[Extracted records]
==========
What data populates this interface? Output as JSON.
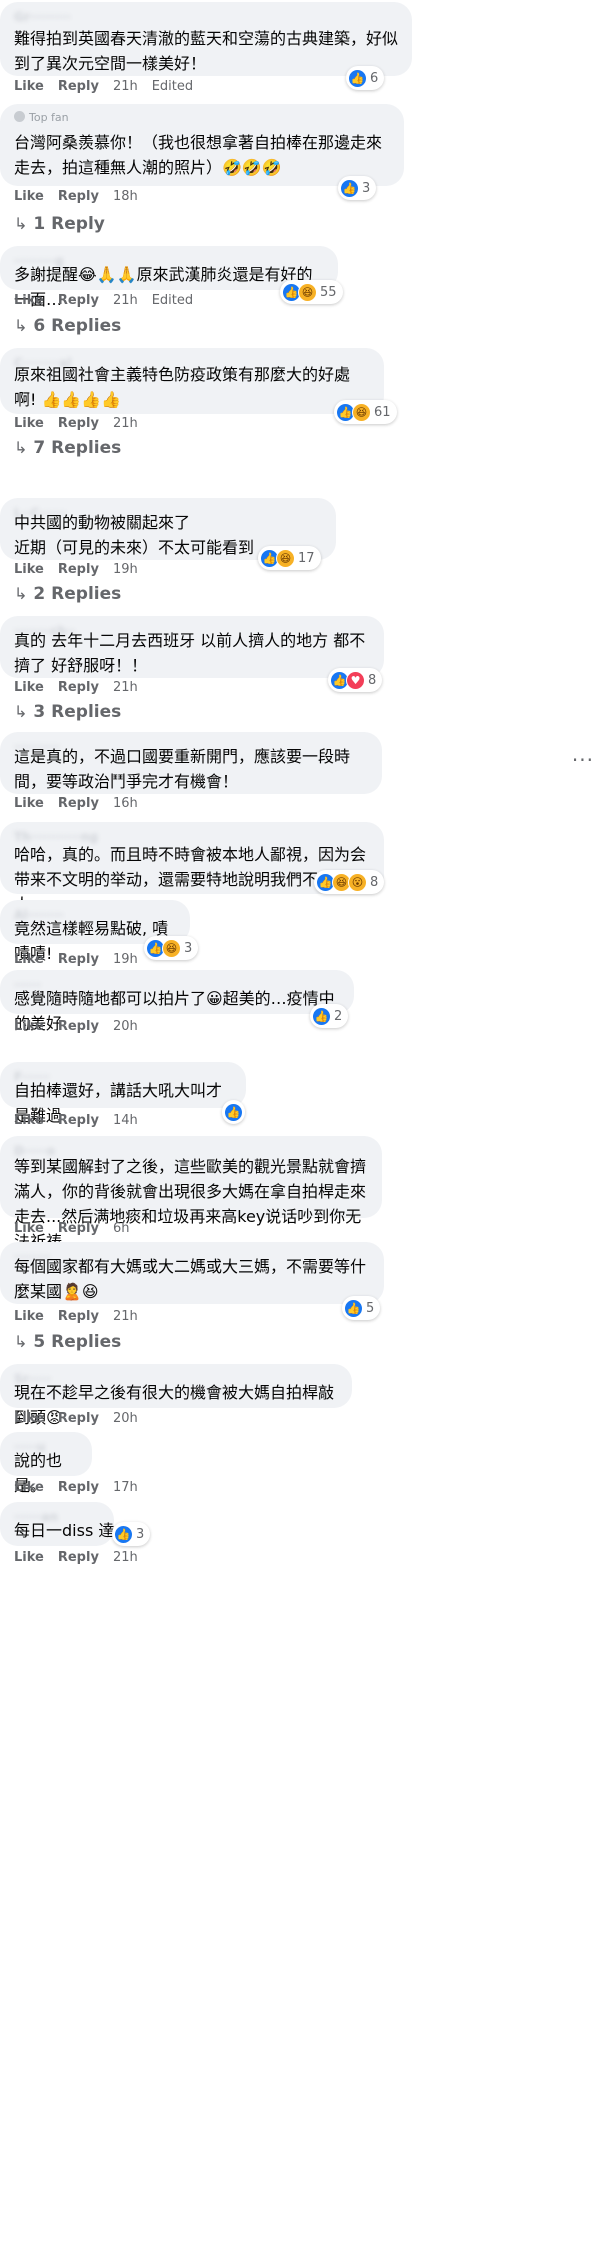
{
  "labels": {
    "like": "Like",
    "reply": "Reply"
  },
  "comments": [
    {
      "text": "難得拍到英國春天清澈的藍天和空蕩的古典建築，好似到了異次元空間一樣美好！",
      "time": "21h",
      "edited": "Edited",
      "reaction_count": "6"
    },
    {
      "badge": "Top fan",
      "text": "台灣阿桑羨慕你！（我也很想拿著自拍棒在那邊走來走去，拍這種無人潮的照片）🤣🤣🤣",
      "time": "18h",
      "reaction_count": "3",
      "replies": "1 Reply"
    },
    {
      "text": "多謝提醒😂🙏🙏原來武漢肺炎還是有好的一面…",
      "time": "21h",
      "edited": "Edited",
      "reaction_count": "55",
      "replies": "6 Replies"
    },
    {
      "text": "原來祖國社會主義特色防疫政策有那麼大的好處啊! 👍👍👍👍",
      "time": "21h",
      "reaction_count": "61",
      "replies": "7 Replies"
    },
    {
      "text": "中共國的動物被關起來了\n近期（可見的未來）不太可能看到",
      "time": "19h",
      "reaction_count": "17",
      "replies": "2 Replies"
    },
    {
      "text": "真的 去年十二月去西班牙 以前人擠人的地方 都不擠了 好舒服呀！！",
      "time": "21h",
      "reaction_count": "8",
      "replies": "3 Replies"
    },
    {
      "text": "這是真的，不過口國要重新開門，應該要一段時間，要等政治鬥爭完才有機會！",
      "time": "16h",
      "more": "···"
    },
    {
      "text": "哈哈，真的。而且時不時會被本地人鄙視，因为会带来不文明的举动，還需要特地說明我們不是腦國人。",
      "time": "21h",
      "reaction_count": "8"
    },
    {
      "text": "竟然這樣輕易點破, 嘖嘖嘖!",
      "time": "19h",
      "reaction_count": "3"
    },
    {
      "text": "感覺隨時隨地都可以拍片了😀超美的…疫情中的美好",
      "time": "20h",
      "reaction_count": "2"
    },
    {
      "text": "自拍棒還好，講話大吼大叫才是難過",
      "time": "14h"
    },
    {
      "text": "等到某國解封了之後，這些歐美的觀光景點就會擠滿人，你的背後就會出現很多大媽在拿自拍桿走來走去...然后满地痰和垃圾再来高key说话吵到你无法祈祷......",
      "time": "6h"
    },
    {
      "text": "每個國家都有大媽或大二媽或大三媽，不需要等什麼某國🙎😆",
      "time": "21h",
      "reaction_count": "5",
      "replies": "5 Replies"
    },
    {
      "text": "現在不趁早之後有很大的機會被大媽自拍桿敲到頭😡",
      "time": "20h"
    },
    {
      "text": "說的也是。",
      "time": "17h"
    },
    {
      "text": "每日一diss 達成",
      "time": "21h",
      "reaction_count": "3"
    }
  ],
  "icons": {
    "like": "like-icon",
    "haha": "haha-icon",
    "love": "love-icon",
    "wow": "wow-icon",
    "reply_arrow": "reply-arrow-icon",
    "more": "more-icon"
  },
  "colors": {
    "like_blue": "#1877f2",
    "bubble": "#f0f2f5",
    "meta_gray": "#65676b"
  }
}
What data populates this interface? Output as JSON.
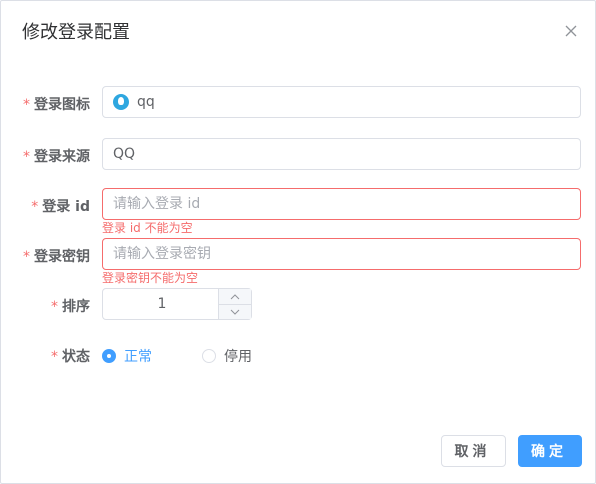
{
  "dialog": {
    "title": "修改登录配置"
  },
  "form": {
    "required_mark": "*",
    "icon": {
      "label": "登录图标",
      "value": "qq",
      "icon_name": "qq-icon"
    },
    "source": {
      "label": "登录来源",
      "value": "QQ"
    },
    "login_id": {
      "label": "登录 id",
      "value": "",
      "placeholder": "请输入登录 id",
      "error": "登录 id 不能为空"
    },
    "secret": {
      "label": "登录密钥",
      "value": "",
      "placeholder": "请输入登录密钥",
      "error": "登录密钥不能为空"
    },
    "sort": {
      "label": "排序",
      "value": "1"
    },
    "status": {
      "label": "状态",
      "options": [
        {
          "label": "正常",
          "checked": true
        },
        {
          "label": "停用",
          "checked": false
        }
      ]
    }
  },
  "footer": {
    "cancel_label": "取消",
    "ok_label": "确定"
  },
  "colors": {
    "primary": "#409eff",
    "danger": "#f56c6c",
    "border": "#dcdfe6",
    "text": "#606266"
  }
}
==========
● **Aim**:
Quote the listing above in full, except for the pictures.

● **Complete response**:
What data populates this interface? Output as JSON.
{
  "labels": {
    "like": "Like",
    "reply": "Reply"
  },
  "comments": [
    {
      "text": "難得拍到英國春天清澈的藍天和空蕩的古典建築，好似到了異次元空間一樣美好！",
      "time": "21h",
      "edited": "Edited",
      "reaction_count": "6"
    },
    {
      "badge": "Top fan",
      "text": "台灣阿桑羨慕你！（我也很想拿著自拍棒在那邊走來走去，拍這種無人潮的照片）🤣🤣🤣",
      "time": "18h",
      "reaction_count": "3",
      "replies": "1 Reply"
    },
    {
      "text": "多謝提醒😂🙏🙏原來武漢肺炎還是有好的一面…",
      "time": "21h",
      "edited": "Edited",
      "reaction_count": "55",
      "replies": "6 Replies"
    },
    {
      "text": "原來祖國社會主義特色防疫政策有那麼大的好處啊! 👍👍👍👍",
      "time": "21h",
      "reaction_count": "61",
      "replies": "7 Replies"
    },
    {
      "text": "中共國的動物被關起來了\n近期（可見的未來）不太可能看到",
      "time": "19h",
      "reaction_count": "17",
      "replies": "2 Replies"
    },
    {
      "text": "真的 去年十二月去西班牙 以前人擠人的地方 都不擠了 好舒服呀！！",
      "time": "21h",
      "reaction_count": "8",
      "replies": "3 Replies"
    },
    {
      "text": "這是真的，不過口國要重新開門，應該要一段時間，要等政治鬥爭完才有機會！",
      "time": "16h",
      "more": "···"
    },
    {
      "text": "哈哈，真的。而且時不時會被本地人鄙視，因为会带来不文明的举动，還需要特地說明我們不是腦國人。",
      "time": "21h",
      "reaction_count": "8"
    },
    {
      "text": "竟然這樣輕易點破, 嘖嘖嘖!",
      "time": "19h",
      "reaction_count": "3"
    },
    {
      "text": "感覺隨時隨地都可以拍片了😀超美的…疫情中的美好",
      "time": "20h",
      "reaction_count": "2"
    },
    {
      "text": "自拍棒還好，講話大吼大叫才是難過",
      "time": "14h"
    },
    {
      "text": "等到某國解封了之後，這些歐美的觀光景點就會擠滿人，你的背後就會出現很多大媽在拿自拍桿走來走去...然后满地痰和垃圾再来高key说话吵到你无法祈祷......",
      "time": "6h"
    },
    {
      "text": "每個國家都有大媽或大二媽或大三媽，不需要等什麼某國🙎😆",
      "time": "21h",
      "reaction_count": "5",
      "replies": "5 Replies"
    },
    {
      "text": "現在不趁早之後有很大的機會被大媽自拍桿敲到頭😡",
      "time": "20h"
    },
    {
      "text": "說的也是。",
      "time": "17h"
    },
    {
      "text": "每日一diss 達成",
      "time": "21h",
      "reaction_count": "3"
    }
  ],
  "icons": {
    "like": "like-icon",
    "haha": "haha-icon",
    "love": "love-icon",
    "wow": "wow-icon",
    "reply_arrow": "reply-arrow-icon",
    "more": "more-icon"
  },
  "colors": {
    "like_blue": "#1877f2",
    "bubble": "#f0f2f5",
    "meta_gray": "#65676b"
  }
}
What data populates this interface? Output as JSON.
{
  "dialog": {
    "title": "修改登录配置"
  },
  "form": {
    "required_mark": "*",
    "icon": {
      "label": "登录图标",
      "value": "qq",
      "icon_name": "qq-icon"
    },
    "source": {
      "label": "登录来源",
      "value": "QQ"
    },
    "login_id": {
      "label": "登录 id",
      "value": "",
      "placeholder": "请输入登录 id",
      "error": "登录 id 不能为空"
    },
    "secret": {
      "label": "登录密钥",
      "value": "",
      "placeholder": "请输入登录密钥",
      "error": "登录密钥不能为空"
    },
    "sort": {
      "label": "排序",
      "value": "1"
    },
    "status": {
      "label": "状态",
      "options": [
        {
          "label": "正常",
          "checked": true
        },
        {
          "label": "停用",
          "checked": false
        }
      ]
    }
  },
  "footer": {
    "cancel_label": "取消",
    "ok_label": "确定"
  },
  "colors": {
    "primary": "#409eff",
    "danger": "#f56c6c",
    "border": "#dcdfe6",
    "text": "#606266"
  }
}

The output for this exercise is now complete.